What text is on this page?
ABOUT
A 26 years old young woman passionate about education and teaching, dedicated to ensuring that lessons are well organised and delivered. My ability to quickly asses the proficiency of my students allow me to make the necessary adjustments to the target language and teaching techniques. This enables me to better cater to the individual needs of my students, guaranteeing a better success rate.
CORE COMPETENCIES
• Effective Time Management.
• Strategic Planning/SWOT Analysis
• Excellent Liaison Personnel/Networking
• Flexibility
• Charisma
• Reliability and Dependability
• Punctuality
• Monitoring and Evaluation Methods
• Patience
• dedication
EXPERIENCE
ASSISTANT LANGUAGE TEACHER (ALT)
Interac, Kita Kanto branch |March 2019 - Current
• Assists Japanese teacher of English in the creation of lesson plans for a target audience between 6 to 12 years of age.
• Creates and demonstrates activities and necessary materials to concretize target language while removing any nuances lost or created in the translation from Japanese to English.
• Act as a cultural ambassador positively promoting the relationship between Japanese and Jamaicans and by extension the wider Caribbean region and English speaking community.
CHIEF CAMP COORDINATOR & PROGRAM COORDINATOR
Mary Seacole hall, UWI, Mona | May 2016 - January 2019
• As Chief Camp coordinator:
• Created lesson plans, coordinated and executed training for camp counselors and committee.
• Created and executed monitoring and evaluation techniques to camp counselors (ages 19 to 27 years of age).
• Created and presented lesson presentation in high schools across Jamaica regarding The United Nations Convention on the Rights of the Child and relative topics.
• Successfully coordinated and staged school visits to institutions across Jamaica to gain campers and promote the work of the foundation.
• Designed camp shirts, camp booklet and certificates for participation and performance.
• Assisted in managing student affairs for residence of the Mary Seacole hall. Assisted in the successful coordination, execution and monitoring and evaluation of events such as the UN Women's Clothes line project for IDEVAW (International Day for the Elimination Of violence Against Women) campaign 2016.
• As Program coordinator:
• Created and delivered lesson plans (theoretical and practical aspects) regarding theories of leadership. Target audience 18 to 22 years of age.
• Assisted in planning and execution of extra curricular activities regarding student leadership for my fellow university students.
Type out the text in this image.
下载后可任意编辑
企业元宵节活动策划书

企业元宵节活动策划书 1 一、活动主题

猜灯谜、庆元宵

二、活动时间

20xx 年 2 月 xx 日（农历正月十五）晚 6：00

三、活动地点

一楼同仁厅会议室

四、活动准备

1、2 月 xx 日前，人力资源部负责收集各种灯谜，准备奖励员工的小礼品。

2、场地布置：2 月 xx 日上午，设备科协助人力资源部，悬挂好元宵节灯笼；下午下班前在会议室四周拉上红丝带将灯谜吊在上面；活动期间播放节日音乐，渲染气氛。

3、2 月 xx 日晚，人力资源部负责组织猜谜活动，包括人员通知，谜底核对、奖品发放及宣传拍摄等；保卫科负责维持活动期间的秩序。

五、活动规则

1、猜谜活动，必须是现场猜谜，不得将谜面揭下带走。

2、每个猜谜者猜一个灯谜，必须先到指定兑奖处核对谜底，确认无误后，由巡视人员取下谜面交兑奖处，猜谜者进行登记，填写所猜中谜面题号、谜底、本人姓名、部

■ ■ ■ ■ ■ ■ ■

SET TASK — All of the entries should be written out again exactly.

OUTPUT FOR THIS EXERCISE —
What text is on this page?
ABOUT
A 26 years old young woman passionate about education and teaching, dedicated to ensuring that lessons are well organised and delivered. My ability to quickly asses the proficiency of my students allow me to make the necessary adjustments to the target language and teaching techniques. This enables me to better cater to the individual needs of my students, guaranteeing a better success rate.
CORE COMPETENCIES
• Effective Time Management.
• Strategic Planning/SWOT Analysis
• Excellent Liaison Personnel/Networking
• Flexibility
• Charisma
• Reliability and Dependability
• Punctuality
• Monitoring and Evaluation Methods
• Patience
• dedication
EXPERIENCE
ASSISTANT LANGUAGE TEACHER (ALT)
Interac, Kita Kanto branch |March 2019 - Current
• Assists Japanese teacher of English in the creation of lesson plans for a target audience between 6 to 12 years of age.
• Creates and demonstrates activities and necessary materials to concretize target language while removing any nuances lost or created in the translation from Japanese to English.
• Act as a cultural ambassador positively promoting the relationship between Japanese and Jamaicans and by extension the wider Caribbean region and English speaking community.
CHIEF CAMP COORDINATOR & PROGRAM COORDINATOR
Mary Seacole hall, UWI, Mona | May 2016 - January 2019
• As Chief Camp coordinator:
• Created lesson plans, coordinated and executed training for camp counselors and committee.
• Created and executed monitoring and evaluation techniques to camp counselors (ages 19 to 27 years of age).
• Created and presented lesson presentation in high schools across Jamaica regarding The United Nations Convention on the Rights of the Child and relative topics.
• Successfully coordinated and staged school visits to institutions across Jamaica to gain campers and promote the work of the foundation.
• Designed camp shirts, camp booklet and certificates for participation and performance.
• Assisted in managing student affairs for residence of the Mary Seacole hall. Assisted in the successful coordination, execution and monitoring and evaluation of events such as the UN Women's Clothes line project for IDEVAW (International Day for the Elimination Of violence Against Women) campaign 2016.
• As Program coordinator:
• Created and delivered lesson plans (theoretical and practical aspects) regarding theories of leadership. Target audience 18 to 22 years of age.
• Assisted in planning and execution of extra curricular activities regarding student leadership for my fellow university students.
Type out the text in this image.
下载后可任意编辑
企业元宵节活动策划书

企业元宵节活动策划书 1 一、活动主题

猜灯谜、庆元宵

二、活动时间

20xx 年 2 月 xx 日（农历正月十五）晚 6：00

三、活动地点

一楼同仁厅会议室

四、活动准备

1、2 月 xx 日前，人力资源部负责收集各种灯谜，准备奖励员工的小礼品。

2、场地布置：2 月 xx 日上午，设备科协助人力资源部，悬挂好元宵节灯笼；下午下班前在会议室四周拉上红丝带将灯谜吊在上面；活动期间播放节日音乐，渲染气氛。

3、2 月 xx 日晚，人力资源部负责组织猜谜活动，包括人员通知，谜底核对、奖品发放及宣传拍摄等；保卫科负责维持活动期间的秩序。

五、活动规则

1、猜谜活动，必须是现场猜谜，不得将谜面揭下带走。

2、每个猜谜者猜一个灯谜，必须先到指定兑奖处核对谜底，确认无误后，由巡视人员取下谜面交兑奖处，猜谜者进行登记，填写所猜中谜面题号、谜底、本人姓名、部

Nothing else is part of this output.